WHAT THIS TASK INVOLVES: Which lines in the records below contain the word "JSON"? Copy each one out.

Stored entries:
>>>

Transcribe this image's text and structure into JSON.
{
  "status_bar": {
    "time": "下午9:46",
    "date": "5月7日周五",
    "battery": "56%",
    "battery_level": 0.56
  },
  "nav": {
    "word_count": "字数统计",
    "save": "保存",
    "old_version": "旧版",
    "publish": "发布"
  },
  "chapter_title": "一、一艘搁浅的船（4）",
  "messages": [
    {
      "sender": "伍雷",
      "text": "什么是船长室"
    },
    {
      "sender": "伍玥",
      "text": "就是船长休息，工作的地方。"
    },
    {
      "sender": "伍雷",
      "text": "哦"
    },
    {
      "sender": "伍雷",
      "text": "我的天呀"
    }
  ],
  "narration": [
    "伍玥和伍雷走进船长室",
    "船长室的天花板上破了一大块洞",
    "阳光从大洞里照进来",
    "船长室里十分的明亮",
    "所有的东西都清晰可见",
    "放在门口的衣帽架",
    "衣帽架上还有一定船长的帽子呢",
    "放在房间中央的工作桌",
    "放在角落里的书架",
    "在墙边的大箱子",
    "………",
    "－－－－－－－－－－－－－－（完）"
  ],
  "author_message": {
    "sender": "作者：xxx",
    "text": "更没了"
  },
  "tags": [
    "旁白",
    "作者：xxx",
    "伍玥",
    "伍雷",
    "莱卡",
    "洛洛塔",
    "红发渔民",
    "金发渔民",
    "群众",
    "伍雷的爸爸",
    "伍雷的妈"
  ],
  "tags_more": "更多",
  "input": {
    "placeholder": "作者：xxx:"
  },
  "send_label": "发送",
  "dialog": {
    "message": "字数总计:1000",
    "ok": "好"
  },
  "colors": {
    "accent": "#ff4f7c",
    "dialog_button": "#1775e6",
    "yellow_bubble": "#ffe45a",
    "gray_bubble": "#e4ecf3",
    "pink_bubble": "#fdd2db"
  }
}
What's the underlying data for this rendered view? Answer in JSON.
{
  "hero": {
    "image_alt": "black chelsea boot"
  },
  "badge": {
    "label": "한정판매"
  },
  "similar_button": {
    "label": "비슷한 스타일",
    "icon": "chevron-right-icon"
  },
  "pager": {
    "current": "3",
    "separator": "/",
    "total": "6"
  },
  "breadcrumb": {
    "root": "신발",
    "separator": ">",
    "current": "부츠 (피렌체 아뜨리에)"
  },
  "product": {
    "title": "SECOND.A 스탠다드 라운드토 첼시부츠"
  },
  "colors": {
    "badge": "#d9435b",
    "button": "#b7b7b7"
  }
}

<<<

WRITTEN RESPONSE:
Transcribe this image's text and structure into JSON.
What's the underlying data for this rendered view? Answer in JSON.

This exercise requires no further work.